───── Data entries ─────
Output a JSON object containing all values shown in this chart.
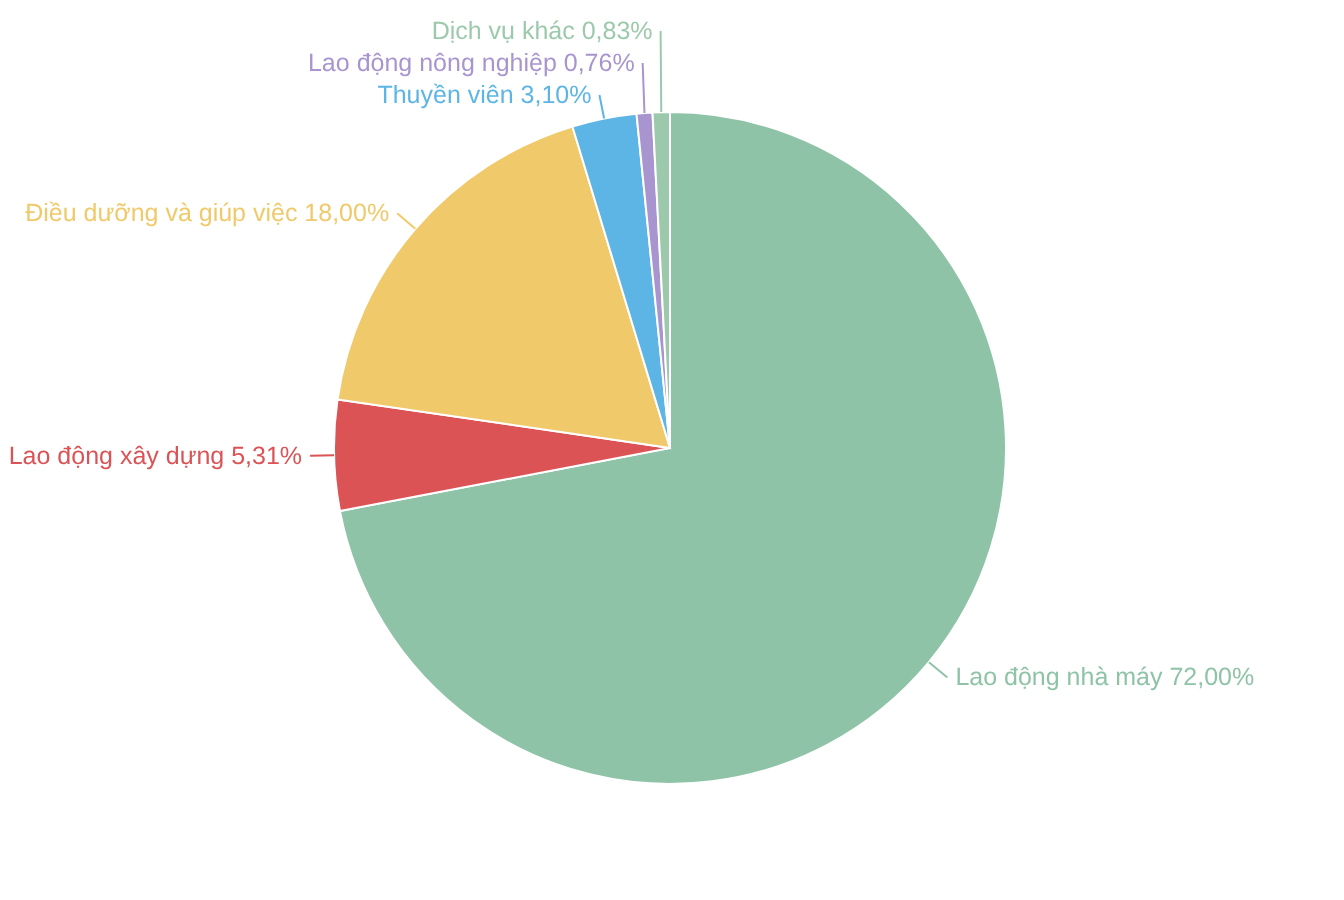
{
  "chart_data": {
    "type": "pie",
    "categories": [
      "Lao động nhà máy",
      "Lao động xây dựng",
      "Điều dưỡng và giúp việc",
      "Thuyền viên",
      "Lao động nông nghiệp",
      "Dịch vụ khác"
    ],
    "values": [
      72.0,
      5.31,
      18.0,
      3.1,
      0.76,
      0.83
    ],
    "value_labels": [
      "72,00%",
      "5,31%",
      "18,00%",
      "3,10%",
      "0,76%",
      "0,83%"
    ],
    "colors": [
      "#8fc3a7",
      "#dc5356",
      "#f0c96a",
      "#5db5e5",
      "#a895cf",
      "#9cc9ab"
    ]
  }
}
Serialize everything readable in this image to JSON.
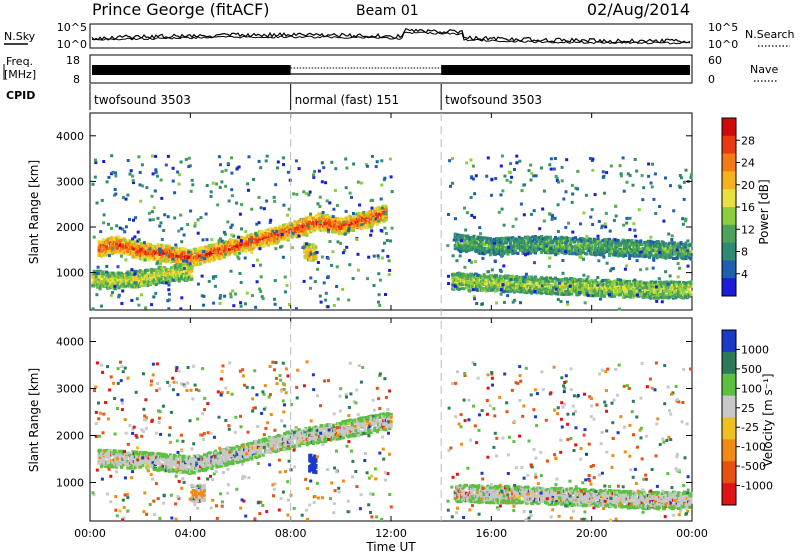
{
  "header": {
    "station": "Prince George (fitACF)",
    "beam": "Beam 01",
    "date": "02/Aug/2014"
  },
  "noise_panel": {
    "left_label": "N.Sky",
    "right_label": "N.Search",
    "left_ticks": [
      "10^5",
      "10^0"
    ],
    "right_ticks": [
      "10^5",
      "10^0"
    ]
  },
  "freq_panel": {
    "left_label_1": "Freq.",
    "left_label_2": "[MHz]",
    "left_ticks": [
      "18",
      "8"
    ],
    "right_ticks": [
      "60",
      "0"
    ],
    "right_label": "Nave"
  },
  "cpid_panel": {
    "label": "CPID",
    "segments": [
      {
        "name": "twofsound 3503",
        "start_hour": 0,
        "end_hour": 8
      },
      {
        "name": "normal (fast) 151",
        "start_hour": 8,
        "end_hour": 14
      },
      {
        "name": "twofsound 3503",
        "start_hour": 14,
        "end_hour": 24
      }
    ]
  },
  "chart_data": [
    {
      "type": "heatmap",
      "title": "",
      "ylabel": "Slant Range [km]",
      "xlabel": "",
      "ylim": [
        180,
        4500
      ],
      "y_ticks": [
        "1000",
        "2000",
        "3000",
        "4000"
      ],
      "colorbar": {
        "label": "Power [dB]",
        "ticks": [
          "4",
          "8",
          "12",
          "16",
          "20",
          "24",
          "28"
        ],
        "colors": [
          "#1c1cd8",
          "#1f5fb0",
          "#2e8a70",
          "#4ca45a",
          "#8ccf3c",
          "#e8e040",
          "#f5b21c",
          "#f57a14",
          "#e83c10",
          "#d00a0a"
        ]
      },
      "bands": [
        {
          "t": [
            0.3,
            1,
            2,
            3,
            4,
            5,
            6,
            7,
            8,
            9,
            10,
            11,
            11.8
          ],
          "range": [
            1550,
            1650,
            1500,
            1450,
            1350,
            1500,
            1650,
            1800,
            1950,
            2150,
            2050,
            2200,
            2350
          ],
          "level": 0.9
        },
        {
          "t": [
            0,
            1,
            2,
            3,
            4
          ],
          "range": [
            900,
            850,
            900,
            1000,
            1050
          ],
          "level": 0.55
        },
        {
          "t": [
            8.5,
            9
          ],
          "range": [
            1500,
            1450
          ],
          "level": 0.75
        },
        {
          "t": [
            14.4,
            16,
            18,
            20,
            22,
            24
          ],
          "range": [
            850,
            800,
            750,
            700,
            650,
            650
          ],
          "level": 0.5
        },
        {
          "t": [
            14.5,
            16,
            18,
            20,
            22,
            24
          ],
          "range": [
            1700,
            1600,
            1650,
            1600,
            1550,
            1500
          ],
          "level": 0.35
        }
      ]
    },
    {
      "type": "heatmap",
      "title": "",
      "ylabel": "Slant Range [km]",
      "xlabel": "Time UT",
      "ylim": [
        180,
        4500
      ],
      "y_ticks": [
        "1000",
        "2000",
        "3000",
        "4000"
      ],
      "x_ticks": [
        "00:00",
        "04:00",
        "08:00",
        "12:00",
        "16:00",
        "20:00",
        "00:00"
      ],
      "colorbar": {
        "label": "Velocity [m s⁻¹]",
        "ticks": [
          "1000",
          "500",
          "100",
          "25",
          "-25",
          "-100",
          "-500",
          "-1000"
        ],
        "colors": [
          "#1c3ac8",
          "#2c7a5a",
          "#5bc040",
          "#c8c8c8",
          "#f0c020",
          "#f08c14",
          "#e85010",
          "#e01414"
        ]
      },
      "bands": [
        {
          "t": [
            0.3,
            2,
            4,
            6,
            8,
            10,
            12
          ],
          "range": [
            1550,
            1500,
            1400,
            1650,
            1950,
            2150,
            2350
          ],
          "level": 0.5
        },
        {
          "t": [
            8.7,
            9
          ],
          "range": [
            1450,
            1400
          ],
          "level": 0.0
        },
        {
          "t": [
            4,
            4.5
          ],
          "range": [
            800,
            800
          ],
          "level": 0.8
        },
        {
          "t": [
            14.5,
            18,
            22,
            24
          ],
          "range": [
            800,
            750,
            650,
            650
          ],
          "level": 0.5
        }
      ]
    }
  ]
}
─────
Work required: An exact transcription of all the entries is required, without the pictures.

Worked answer:
Output a JSON object containing all values shown in this chart.
{
  "chart_data": {
    "type": "pie",
    "categories": [
      "Lao động nhà máy",
      "Lao động xây dựng",
      "Điều dưỡng và giúp việc",
      "Thuyền viên",
      "Lao động nông nghiệp",
      "Dịch vụ khác"
    ],
    "values": [
      72.0,
      5.31,
      18.0,
      3.1,
      0.76,
      0.83
    ],
    "value_labels": [
      "72,00%",
      "5,31%",
      "18,00%",
      "3,10%",
      "0,76%",
      "0,83%"
    ],
    "colors": [
      "#8fc3a7",
      "#dc5356",
      "#f0c96a",
      "#5db5e5",
      "#a895cf",
      "#9cc9ab"
    ]
  }
}
Serialize everything readable in this image to JSON.
{
  "header": {
    "station": "Prince George (fitACF)",
    "beam": "Beam 01",
    "date": "02/Aug/2014"
  },
  "noise_panel": {
    "left_label": "N.Sky",
    "right_label": "N.Search",
    "left_ticks": [
      "10^5",
      "10^0"
    ],
    "right_ticks": [
      "10^5",
      "10^0"
    ]
  },
  "freq_panel": {
    "left_label_1": "Freq.",
    "left_label_2": "[MHz]",
    "left_ticks": [
      "18",
      "8"
    ],
    "right_ticks": [
      "60",
      "0"
    ],
    "right_label": "Nave"
  },
  "cpid_panel": {
    "label": "CPID",
    "segments": [
      {
        "name": "twofsound 3503",
        "start_hour": 0,
        "end_hour": 8
      },
      {
        "name": "normal (fast) 151",
        "start_hour": 8,
        "end_hour": 14
      },
      {
        "name": "twofsound 3503",
        "start_hour": 14,
        "end_hour": 24
      }
    ]
  },
  "chart_data": [
    {
      "type": "heatmap",
      "title": "",
      "ylabel": "Slant Range [km]",
      "xlabel": "",
      "ylim": [
        180,
        4500
      ],
      "y_ticks": [
        "1000",
        "2000",
        "3000",
        "4000"
      ],
      "colorbar": {
        "label": "Power [dB]",
        "ticks": [
          "4",
          "8",
          "12",
          "16",
          "20",
          "24",
          "28"
        ],
        "colors": [
          "#1c1cd8",
          "#1f5fb0",
          "#2e8a70",
          "#4ca45a",
          "#8ccf3c",
          "#e8e040",
          "#f5b21c",
          "#f57a14",
          "#e83c10",
          "#d00a0a"
        ]
      },
      "bands": [
        {
          "t": [
            0.3,
            1,
            2,
            3,
            4,
            5,
            6,
            7,
            8,
            9,
            10,
            11,
            11.8
          ],
          "range": [
            1550,
            1650,
            1500,
            1450,
            1350,
            1500,
            1650,
            1800,
            1950,
            2150,
            2050,
            2200,
            2350
          ],
          "level": 0.9
        },
        {
          "t": [
            0,
            1,
            2,
            3,
            4
          ],
          "range": [
            900,
            850,
            900,
            1000,
            1050
          ],
          "level": 0.55
        },
        {
          "t": [
            8.5,
            9
          ],
          "range": [
            1500,
            1450
          ],
          "level": 0.75
        },
        {
          "t": [
            14.4,
            16,
            18,
            20,
            22,
            24
          ],
          "range": [
            850,
            800,
            750,
            700,
            650,
            650
          ],
          "level": 0.5
        },
        {
          "t": [
            14.5,
            16,
            18,
            20,
            22,
            24
          ],
          "range": [
            1700,
            1600,
            1650,
            1600,
            1550,
            1500
          ],
          "level": 0.35
        }
      ]
    },
    {
      "type": "heatmap",
      "title": "",
      "ylabel": "Slant Range [km]",
      "xlabel": "Time UT",
      "ylim": [
        180,
        4500
      ],
      "y_ticks": [
        "1000",
        "2000",
        "3000",
        "4000"
      ],
      "x_ticks": [
        "00:00",
        "04:00",
        "08:00",
        "12:00",
        "16:00",
        "20:00",
        "00:00"
      ],
      "colorbar": {
        "label": "Velocity [m s⁻¹]",
        "ticks": [
          "1000",
          "500",
          "100",
          "25",
          "-25",
          "-100",
          "-500",
          "-1000"
        ],
        "colors": [
          "#1c3ac8",
          "#2c7a5a",
          "#5bc040",
          "#c8c8c8",
          "#f0c020",
          "#f08c14",
          "#e85010",
          "#e01414"
        ]
      },
      "bands": [
        {
          "t": [
            0.3,
            2,
            4,
            6,
            8,
            10,
            12
          ],
          "range": [
            1550,
            1500,
            1400,
            1650,
            1950,
            2150,
            2350
          ],
          "level": 0.5
        },
        {
          "t": [
            8.7,
            9
          ],
          "range": [
            1450,
            1400
          ],
          "level": 0.0
        },
        {
          "t": [
            4,
            4.5
          ],
          "range": [
            800,
            800
          ],
          "level": 0.8
        },
        {
          "t": [
            14.5,
            18,
            22,
            24
          ],
          "range": [
            800,
            750,
            650,
            650
          ],
          "level": 0.5
        }
      ]
    }
  ]
}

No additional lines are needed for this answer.